_Goal_
For each line that holds "Checkout", copy the line out.

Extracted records
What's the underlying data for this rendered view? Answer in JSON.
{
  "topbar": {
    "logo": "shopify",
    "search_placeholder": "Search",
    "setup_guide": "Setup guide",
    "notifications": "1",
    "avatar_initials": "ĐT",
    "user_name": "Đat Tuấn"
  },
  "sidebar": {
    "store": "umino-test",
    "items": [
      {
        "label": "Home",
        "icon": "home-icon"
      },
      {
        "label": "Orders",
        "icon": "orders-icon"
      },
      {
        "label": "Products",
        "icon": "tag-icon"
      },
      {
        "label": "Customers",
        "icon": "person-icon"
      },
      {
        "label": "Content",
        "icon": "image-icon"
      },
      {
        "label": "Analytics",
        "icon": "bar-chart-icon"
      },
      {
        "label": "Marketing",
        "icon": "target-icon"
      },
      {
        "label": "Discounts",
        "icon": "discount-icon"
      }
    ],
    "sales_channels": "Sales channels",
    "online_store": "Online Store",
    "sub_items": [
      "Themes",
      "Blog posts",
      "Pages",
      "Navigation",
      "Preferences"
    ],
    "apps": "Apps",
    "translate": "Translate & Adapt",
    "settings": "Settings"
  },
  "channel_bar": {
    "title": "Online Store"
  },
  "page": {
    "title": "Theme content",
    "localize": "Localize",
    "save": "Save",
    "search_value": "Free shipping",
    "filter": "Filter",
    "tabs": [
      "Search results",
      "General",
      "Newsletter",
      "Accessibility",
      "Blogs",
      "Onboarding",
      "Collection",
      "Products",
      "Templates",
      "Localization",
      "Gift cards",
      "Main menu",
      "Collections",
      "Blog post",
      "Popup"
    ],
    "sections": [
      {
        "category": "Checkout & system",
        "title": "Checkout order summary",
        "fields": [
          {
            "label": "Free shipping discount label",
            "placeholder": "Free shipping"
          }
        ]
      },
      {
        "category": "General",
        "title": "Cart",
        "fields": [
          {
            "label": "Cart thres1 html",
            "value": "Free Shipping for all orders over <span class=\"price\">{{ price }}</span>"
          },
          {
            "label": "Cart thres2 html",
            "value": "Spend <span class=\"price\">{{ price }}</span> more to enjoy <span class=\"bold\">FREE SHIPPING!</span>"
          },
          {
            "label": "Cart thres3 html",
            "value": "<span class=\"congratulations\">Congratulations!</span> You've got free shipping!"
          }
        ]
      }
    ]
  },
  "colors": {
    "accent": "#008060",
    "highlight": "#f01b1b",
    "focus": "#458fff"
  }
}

_Answer to this exercise_
        "category": "Checkout & system",
        "title": "Checkout order summary",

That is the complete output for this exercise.